Items from a data source:
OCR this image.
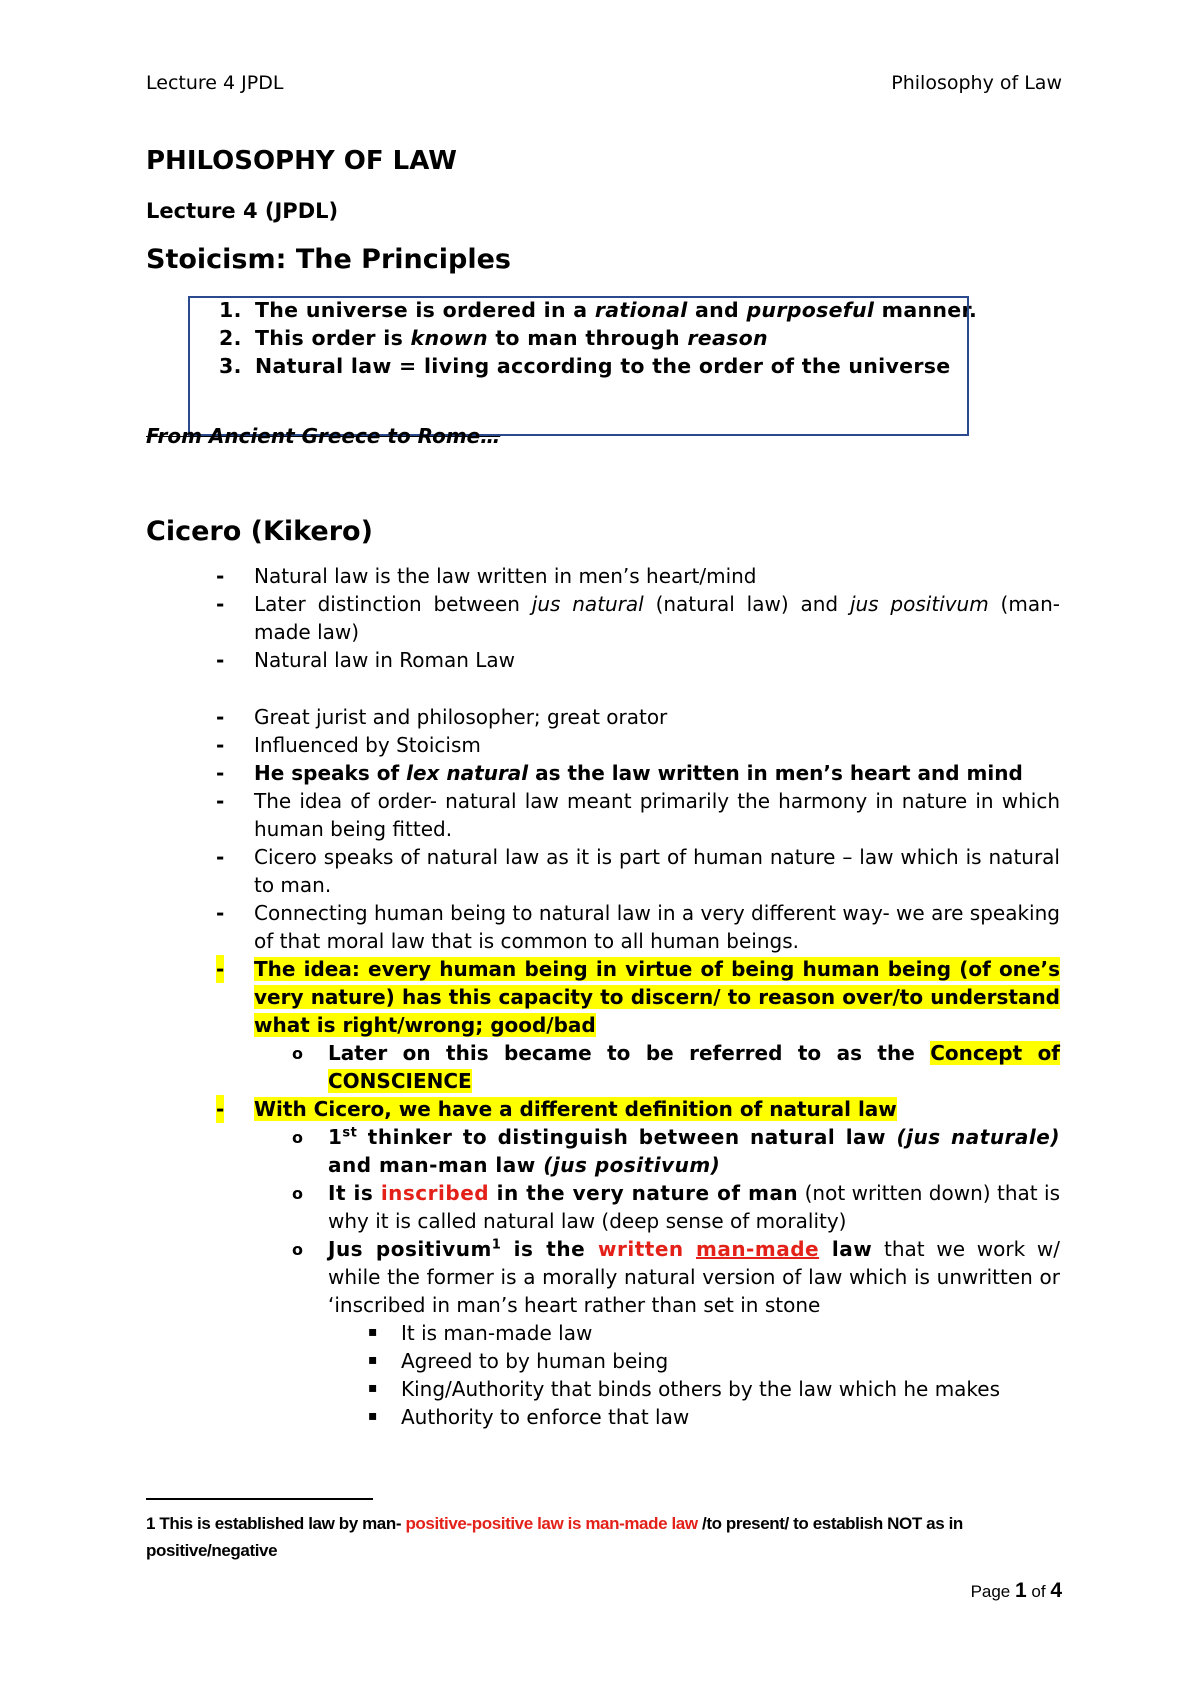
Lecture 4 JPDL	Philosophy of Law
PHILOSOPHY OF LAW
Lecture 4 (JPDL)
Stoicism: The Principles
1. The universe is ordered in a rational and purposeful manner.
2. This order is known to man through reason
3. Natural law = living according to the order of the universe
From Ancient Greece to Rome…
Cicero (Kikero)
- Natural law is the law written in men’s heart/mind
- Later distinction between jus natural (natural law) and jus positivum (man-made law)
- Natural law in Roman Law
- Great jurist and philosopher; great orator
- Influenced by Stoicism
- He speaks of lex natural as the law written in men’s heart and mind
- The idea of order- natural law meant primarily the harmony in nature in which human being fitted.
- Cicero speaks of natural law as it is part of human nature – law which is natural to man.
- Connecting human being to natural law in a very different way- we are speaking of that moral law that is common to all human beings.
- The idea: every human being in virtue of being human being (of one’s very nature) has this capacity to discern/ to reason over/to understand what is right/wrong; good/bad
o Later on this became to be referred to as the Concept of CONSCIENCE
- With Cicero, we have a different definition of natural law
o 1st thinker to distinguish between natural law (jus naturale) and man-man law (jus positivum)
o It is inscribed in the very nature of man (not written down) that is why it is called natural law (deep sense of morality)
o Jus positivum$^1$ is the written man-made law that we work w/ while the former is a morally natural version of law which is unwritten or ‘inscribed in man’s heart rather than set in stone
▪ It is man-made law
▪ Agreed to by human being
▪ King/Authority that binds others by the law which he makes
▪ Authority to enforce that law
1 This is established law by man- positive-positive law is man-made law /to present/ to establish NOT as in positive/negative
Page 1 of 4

Short exercise — Keep only the lines that hold the string "Lecture", and copy them out.

Correct output —
Lecture 4 JPDL	Philosophy of Law
Lecture 4 (JPDL)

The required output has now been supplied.